*TASK REQUIREMENTS*.
Wherever the string "China" appears, copy the whole line.

···

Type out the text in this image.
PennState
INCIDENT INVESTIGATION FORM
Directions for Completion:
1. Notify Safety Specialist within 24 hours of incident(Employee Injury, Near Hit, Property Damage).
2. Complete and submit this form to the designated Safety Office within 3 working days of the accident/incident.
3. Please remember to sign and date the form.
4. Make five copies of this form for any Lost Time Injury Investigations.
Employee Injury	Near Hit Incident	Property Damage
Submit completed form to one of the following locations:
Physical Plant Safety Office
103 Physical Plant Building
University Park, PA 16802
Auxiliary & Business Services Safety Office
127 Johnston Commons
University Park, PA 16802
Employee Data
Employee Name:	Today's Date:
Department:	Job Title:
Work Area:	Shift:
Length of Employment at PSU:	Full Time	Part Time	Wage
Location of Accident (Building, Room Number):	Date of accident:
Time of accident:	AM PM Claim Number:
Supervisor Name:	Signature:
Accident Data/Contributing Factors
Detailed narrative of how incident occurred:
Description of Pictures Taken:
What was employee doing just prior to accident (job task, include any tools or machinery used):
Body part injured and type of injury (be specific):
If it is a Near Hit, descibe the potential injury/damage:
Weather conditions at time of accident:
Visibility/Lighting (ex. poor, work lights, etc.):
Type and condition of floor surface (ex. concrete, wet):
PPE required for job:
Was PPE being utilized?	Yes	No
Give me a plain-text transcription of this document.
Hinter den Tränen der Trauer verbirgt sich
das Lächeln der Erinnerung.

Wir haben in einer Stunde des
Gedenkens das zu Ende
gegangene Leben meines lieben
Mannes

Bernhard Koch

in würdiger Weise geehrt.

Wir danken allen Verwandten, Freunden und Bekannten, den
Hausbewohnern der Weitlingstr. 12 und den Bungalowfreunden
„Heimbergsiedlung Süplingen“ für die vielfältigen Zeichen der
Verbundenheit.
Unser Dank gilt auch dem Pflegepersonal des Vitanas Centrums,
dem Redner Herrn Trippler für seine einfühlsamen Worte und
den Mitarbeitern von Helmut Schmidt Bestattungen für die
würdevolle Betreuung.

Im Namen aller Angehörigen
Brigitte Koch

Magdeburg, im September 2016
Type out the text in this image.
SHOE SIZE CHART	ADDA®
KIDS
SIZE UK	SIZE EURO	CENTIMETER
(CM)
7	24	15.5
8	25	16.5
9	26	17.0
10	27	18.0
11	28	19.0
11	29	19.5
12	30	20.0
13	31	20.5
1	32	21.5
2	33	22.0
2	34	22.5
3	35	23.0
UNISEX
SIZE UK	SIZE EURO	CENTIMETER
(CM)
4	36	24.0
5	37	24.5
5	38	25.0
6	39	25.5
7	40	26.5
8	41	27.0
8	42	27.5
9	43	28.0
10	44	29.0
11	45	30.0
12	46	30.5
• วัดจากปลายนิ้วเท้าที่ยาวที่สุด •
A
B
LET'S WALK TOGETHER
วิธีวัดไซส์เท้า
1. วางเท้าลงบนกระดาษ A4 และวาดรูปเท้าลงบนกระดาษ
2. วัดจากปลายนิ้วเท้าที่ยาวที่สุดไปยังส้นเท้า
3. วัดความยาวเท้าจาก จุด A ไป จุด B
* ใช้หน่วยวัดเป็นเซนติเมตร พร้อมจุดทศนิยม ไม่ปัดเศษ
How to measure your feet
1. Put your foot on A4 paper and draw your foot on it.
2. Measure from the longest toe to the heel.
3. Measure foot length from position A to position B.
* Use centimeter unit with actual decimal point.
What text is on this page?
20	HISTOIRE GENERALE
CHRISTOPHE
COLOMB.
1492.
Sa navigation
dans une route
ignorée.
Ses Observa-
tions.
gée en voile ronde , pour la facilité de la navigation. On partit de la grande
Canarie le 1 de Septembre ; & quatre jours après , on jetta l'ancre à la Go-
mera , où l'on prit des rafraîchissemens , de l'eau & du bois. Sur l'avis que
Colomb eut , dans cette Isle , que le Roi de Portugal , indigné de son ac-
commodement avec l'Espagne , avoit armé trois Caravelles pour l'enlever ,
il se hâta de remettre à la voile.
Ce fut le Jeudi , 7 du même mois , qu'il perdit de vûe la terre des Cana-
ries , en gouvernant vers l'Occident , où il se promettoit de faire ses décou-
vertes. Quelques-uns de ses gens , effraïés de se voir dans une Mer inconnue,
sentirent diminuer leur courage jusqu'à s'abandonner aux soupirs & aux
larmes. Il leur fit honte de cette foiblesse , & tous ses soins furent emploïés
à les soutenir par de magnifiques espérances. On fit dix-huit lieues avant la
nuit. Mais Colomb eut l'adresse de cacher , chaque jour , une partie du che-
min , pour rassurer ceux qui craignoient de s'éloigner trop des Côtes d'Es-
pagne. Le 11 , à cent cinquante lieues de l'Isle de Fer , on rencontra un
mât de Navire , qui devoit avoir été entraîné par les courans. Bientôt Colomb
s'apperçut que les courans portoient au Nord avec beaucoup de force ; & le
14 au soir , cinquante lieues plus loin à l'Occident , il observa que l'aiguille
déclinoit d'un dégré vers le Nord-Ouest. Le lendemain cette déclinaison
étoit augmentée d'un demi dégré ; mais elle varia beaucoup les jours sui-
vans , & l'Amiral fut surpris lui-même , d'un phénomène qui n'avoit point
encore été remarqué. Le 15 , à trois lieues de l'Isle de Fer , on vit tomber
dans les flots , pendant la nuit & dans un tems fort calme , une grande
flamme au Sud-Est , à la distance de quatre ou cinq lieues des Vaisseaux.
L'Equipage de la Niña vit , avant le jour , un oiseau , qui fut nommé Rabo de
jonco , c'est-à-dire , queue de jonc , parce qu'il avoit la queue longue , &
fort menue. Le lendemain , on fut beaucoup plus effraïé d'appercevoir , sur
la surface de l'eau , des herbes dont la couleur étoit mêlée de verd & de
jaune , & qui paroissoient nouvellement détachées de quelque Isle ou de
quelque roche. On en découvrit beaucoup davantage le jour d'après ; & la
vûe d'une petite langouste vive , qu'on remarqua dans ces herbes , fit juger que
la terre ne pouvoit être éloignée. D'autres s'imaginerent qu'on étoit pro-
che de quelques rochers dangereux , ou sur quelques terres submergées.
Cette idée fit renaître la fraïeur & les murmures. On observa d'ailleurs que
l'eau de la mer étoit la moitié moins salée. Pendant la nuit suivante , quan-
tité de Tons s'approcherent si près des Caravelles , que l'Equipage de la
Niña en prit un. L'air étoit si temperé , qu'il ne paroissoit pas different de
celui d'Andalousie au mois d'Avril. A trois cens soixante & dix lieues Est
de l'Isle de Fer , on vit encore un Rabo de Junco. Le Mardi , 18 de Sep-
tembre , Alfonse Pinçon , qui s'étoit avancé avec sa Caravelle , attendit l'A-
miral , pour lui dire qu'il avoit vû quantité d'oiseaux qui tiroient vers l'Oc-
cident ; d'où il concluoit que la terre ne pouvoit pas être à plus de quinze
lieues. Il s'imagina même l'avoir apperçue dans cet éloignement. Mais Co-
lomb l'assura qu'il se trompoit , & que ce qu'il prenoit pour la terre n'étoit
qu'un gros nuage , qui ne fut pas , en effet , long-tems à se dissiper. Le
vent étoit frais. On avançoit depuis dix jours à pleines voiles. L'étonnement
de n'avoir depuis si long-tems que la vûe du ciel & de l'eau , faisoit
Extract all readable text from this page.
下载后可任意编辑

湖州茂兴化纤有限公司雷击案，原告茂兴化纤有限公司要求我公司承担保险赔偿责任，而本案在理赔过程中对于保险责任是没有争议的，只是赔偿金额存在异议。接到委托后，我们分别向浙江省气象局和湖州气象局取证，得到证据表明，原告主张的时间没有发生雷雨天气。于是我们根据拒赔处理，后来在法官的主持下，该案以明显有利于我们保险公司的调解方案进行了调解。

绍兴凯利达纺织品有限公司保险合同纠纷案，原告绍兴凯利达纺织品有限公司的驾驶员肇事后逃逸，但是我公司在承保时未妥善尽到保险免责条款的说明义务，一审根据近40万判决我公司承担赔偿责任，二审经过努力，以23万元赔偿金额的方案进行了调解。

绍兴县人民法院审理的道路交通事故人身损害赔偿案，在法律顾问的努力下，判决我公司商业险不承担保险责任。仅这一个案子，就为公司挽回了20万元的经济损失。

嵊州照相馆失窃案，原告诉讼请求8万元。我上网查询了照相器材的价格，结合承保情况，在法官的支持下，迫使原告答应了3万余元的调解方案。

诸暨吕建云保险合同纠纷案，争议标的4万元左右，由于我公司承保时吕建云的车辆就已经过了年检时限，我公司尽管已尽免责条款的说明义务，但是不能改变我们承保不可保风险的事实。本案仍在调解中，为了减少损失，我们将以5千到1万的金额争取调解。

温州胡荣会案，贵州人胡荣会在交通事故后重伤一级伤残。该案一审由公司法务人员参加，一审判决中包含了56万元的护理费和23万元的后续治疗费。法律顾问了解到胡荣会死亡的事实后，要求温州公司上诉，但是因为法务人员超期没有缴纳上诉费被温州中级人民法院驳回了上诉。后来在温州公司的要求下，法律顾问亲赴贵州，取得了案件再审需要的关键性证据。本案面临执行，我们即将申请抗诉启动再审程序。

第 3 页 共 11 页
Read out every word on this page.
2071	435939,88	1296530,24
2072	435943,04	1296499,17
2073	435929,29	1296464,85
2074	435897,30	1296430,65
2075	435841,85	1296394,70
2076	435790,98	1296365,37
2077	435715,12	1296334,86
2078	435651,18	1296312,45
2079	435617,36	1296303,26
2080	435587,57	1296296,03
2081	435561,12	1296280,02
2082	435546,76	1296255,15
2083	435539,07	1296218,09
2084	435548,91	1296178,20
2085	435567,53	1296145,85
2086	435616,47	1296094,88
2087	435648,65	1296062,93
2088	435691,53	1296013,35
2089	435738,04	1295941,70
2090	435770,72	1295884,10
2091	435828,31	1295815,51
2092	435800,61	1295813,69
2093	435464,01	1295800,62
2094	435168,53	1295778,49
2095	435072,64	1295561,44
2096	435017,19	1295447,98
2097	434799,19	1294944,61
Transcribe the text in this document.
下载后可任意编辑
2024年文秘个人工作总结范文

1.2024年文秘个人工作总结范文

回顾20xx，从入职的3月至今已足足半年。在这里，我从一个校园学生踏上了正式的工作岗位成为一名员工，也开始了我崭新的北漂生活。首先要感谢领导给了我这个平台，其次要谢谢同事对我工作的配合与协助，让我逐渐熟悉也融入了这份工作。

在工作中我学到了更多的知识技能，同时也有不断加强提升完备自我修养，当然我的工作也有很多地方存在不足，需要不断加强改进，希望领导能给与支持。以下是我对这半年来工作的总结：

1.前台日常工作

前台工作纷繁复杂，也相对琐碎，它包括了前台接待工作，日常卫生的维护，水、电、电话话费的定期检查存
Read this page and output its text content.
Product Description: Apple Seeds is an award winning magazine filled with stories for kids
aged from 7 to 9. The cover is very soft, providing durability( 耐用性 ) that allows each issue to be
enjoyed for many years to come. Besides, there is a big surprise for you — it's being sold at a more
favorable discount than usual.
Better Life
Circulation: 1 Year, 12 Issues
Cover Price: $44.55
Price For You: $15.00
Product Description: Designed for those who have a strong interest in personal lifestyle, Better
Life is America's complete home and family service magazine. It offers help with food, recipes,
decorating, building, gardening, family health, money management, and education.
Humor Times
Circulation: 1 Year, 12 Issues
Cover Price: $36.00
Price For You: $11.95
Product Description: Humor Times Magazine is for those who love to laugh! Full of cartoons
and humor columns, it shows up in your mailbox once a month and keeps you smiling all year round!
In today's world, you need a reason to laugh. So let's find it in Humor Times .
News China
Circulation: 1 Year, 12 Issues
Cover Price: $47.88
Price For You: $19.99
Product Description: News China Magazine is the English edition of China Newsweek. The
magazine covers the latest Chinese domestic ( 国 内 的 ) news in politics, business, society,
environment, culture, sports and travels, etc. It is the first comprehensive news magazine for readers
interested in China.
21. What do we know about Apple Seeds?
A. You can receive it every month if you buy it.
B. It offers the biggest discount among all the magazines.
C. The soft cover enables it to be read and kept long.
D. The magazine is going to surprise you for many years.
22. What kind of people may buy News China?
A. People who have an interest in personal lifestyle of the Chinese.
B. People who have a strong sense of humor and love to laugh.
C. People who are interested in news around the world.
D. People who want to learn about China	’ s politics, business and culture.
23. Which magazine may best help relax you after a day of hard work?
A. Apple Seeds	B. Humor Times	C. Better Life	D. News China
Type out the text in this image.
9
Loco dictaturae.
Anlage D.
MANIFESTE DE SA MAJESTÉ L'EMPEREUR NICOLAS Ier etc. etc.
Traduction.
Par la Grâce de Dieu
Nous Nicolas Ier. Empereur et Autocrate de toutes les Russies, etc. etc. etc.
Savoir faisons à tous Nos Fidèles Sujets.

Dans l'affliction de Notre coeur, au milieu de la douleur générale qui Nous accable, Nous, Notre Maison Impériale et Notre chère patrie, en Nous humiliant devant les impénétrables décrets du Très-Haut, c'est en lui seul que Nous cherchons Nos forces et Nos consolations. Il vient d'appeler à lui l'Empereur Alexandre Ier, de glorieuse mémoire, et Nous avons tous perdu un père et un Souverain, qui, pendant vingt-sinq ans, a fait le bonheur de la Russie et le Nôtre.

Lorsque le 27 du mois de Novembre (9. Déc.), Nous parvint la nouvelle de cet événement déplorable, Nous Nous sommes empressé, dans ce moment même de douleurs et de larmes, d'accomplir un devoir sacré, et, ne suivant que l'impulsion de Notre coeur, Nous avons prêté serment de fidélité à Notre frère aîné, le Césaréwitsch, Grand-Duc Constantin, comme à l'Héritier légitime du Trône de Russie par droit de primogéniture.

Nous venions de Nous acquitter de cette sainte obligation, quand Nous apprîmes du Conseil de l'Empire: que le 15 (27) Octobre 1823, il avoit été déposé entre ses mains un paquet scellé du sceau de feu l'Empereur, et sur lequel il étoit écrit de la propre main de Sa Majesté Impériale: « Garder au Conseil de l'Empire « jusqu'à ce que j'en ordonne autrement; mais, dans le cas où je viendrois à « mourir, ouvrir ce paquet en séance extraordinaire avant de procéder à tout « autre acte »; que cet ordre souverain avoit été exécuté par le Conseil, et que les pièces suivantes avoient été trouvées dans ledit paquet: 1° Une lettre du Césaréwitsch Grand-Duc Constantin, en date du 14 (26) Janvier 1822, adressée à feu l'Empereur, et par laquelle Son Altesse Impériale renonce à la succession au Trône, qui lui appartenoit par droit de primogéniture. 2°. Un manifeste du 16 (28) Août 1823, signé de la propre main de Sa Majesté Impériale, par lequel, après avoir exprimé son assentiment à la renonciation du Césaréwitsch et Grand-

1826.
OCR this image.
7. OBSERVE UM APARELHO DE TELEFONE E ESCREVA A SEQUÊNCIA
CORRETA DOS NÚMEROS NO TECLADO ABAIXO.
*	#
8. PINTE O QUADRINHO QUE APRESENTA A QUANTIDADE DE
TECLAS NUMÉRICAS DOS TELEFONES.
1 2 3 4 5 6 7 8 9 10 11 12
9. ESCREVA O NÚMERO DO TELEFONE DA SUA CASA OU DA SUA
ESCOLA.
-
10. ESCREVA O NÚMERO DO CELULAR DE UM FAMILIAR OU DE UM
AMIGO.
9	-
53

···

*FULL ANSWER*.
News China
Product Description: News China Magazine is the English edition of China Newsweek. The
interested in China.
22. What kind of people may buy News China?
D. People who want to learn about China	’ s politics, business and culture.
A. Apple Seeds	B. Humor Times	C. Better Life	D. News China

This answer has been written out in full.